• **Material for this exercise**
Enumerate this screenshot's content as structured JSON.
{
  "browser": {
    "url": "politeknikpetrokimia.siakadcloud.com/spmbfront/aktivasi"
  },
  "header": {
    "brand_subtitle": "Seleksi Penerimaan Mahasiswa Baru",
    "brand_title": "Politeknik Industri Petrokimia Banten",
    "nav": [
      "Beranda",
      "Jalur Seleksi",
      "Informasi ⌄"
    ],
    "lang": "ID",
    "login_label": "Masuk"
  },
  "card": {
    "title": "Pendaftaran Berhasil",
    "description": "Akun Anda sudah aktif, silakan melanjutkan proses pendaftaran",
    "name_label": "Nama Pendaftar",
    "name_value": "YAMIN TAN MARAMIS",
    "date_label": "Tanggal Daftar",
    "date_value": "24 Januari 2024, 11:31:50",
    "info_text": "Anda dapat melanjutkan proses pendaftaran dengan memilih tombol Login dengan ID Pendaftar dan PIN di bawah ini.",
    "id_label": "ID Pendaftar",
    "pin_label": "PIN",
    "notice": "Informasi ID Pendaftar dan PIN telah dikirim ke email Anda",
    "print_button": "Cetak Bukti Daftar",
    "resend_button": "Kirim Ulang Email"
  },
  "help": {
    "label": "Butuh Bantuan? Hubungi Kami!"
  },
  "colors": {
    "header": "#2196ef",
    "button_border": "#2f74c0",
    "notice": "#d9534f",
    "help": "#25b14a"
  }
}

• **Directions for this task**
For the listing above, identify each line bearing "Seleksi".

• **Full output**
    "brand_subtitle": "Seleksi Penerimaan Mahasiswa Baru",
      "Jalur Seleksi",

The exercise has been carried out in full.